Return, word for word, the part of the Berlin excerpt that runs from "As for Komerstrasse, it" to "of their premises.".

## SELECTED EXCERPT
>>>

I’ll get you another mark. Let me see—–”
They could not remain permanently in Komerstrasse, but they stuck it out till the end of December—about two months. Then they made such settlement with the agent as they could—that is to say, they paid the rest of their year’s rent—and established themselves in a handsome apartment at the Hotel Royal, Unter den Linden. There was no need to be ashamed of this address, for it was one of the best in Berlin.
As for Komerstrasse, it is cleaner now. It is still not aristocratic, but it is eminently respectable. There is a new post-office that takes in Number 7, where one may post mail and send telegrams and use the Fernsprecher—which is to say the telephone—and be politely treated by uniformed officials, who have all heard of Mark Twain, but have no knowledge of his former occupation of their premises.
CLXXVIII
A WINTER IN BERLIN
Clemens, meantime, had been trying to establish himself in his work, but his rheumatism racked him occasionally and was always a menace. Closing a letter to Hall, he said:
“I must stop-my arm is howling.”

<<<

## GIVEN RECORDS
>>>

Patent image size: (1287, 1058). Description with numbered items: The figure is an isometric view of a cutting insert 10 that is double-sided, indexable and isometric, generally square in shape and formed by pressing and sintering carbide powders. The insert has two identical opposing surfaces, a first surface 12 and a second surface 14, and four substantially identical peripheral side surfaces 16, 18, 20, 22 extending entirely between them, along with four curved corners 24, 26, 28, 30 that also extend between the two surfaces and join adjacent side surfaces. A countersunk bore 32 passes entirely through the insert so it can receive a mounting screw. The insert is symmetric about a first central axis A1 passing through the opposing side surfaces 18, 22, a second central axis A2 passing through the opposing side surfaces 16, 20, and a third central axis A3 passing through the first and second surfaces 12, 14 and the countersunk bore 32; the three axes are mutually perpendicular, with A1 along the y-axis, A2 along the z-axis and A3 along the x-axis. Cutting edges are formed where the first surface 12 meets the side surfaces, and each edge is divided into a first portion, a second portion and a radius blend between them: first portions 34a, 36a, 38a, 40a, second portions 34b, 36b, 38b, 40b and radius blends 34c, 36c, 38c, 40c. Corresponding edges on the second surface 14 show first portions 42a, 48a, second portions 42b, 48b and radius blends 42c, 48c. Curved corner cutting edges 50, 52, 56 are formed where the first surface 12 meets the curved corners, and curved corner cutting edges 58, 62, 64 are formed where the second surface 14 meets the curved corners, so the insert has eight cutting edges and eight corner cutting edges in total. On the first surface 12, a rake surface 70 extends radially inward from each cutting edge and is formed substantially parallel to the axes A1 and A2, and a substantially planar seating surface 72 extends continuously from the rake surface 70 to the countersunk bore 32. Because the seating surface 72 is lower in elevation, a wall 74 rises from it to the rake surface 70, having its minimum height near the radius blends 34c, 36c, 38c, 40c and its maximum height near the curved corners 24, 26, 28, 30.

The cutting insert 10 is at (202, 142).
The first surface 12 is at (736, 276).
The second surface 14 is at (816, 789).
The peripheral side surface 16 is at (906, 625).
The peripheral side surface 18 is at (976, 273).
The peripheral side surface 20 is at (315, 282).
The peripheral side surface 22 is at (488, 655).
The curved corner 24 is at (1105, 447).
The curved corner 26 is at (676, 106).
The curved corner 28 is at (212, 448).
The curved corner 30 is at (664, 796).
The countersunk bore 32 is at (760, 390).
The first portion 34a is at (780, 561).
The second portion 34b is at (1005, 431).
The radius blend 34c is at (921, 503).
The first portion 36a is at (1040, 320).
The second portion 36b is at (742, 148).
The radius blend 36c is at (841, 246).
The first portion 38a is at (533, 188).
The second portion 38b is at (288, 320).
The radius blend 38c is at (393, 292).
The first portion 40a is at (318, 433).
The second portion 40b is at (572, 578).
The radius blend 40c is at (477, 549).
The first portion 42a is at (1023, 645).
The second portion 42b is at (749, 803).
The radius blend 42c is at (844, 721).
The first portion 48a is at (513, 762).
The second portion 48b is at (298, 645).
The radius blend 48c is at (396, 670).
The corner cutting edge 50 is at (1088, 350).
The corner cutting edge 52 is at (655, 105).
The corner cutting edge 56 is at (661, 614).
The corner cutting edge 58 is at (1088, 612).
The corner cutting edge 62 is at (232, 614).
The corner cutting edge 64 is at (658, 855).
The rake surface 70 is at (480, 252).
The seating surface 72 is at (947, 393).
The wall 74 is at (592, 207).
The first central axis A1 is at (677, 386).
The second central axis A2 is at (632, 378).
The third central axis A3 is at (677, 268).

<<<

## COMPLETE RESPONSE
As for Komerstrasse, it is cleaner now. It is still not aristocratic, but it is eminently respectable. There is a new post-office that takes in Number 7, where one may post mail and send telegrams and use the Fernsprecher—which is to say the telephone—and be politely treated by uniformed officials, who have all heard of Mark Twain, but have no knowledge of his former occupation of their premises.